◆ **Aim of the exercise**:
In the entries below, find every line with "that" and copy it.

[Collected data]
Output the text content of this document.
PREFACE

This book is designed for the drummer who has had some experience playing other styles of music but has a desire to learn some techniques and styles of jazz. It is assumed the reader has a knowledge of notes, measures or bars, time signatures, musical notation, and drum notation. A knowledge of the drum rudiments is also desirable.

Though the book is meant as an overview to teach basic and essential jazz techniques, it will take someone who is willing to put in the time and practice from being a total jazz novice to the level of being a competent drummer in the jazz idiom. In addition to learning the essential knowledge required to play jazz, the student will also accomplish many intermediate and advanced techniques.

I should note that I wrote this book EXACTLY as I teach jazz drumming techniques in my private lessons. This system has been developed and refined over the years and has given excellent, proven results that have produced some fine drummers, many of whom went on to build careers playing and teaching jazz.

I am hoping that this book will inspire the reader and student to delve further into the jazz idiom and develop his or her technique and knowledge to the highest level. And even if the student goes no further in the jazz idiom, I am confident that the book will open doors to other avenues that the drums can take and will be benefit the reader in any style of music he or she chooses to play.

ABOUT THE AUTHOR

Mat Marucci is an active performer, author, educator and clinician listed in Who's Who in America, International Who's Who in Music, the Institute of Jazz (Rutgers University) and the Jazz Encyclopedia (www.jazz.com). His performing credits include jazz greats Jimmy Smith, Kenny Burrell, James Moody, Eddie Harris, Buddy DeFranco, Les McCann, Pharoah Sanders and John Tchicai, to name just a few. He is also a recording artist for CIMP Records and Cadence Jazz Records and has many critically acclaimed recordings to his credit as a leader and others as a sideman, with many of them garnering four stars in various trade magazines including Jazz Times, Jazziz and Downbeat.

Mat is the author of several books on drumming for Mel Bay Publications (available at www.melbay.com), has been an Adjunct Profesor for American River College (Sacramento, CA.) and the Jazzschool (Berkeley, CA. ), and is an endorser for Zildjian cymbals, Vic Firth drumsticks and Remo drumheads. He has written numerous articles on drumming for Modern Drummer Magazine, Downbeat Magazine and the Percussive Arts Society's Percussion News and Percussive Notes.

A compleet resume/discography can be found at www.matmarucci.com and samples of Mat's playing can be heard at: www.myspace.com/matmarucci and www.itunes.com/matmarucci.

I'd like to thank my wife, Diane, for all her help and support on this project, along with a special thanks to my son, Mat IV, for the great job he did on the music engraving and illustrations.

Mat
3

--

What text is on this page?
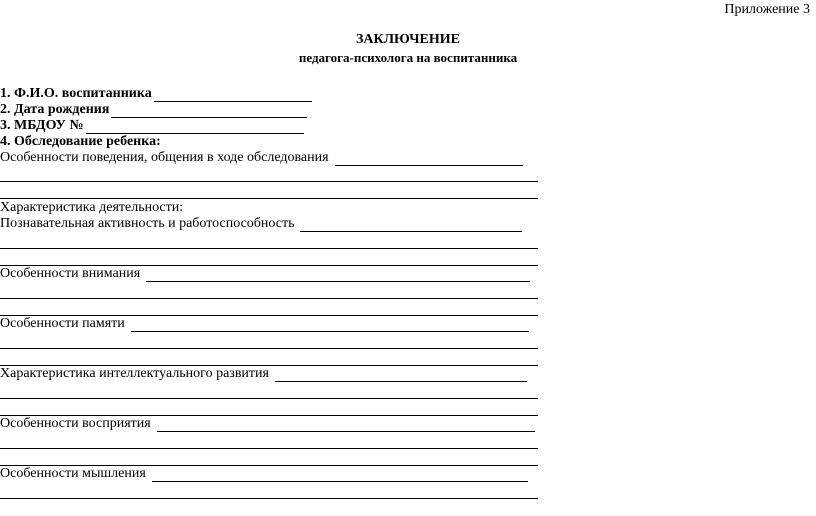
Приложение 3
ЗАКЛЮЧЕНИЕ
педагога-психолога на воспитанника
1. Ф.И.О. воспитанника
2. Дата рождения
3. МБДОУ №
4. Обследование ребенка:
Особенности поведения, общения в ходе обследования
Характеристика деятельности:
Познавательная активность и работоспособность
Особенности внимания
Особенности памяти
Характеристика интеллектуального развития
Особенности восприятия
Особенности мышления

◆ **Worked solution**:
I should note that I wrote this book EXACTLY as I teach jazz drumming techniques in my private lessons. This system has been developed and refined over the years and has given excellent, proven results that have produced some fine drummers, many of whom went on to build careers playing and teaching jazz.
I am hoping that this book will inspire the reader and student to delve further into the jazz idiom and develop his or her technique and knowledge to the highest level. And even if the student goes no further in the jazz idiom, I am confident that the book will open doors to other avenues that the drums can take and will be benefit the reader in any style of music he or she chooses to play.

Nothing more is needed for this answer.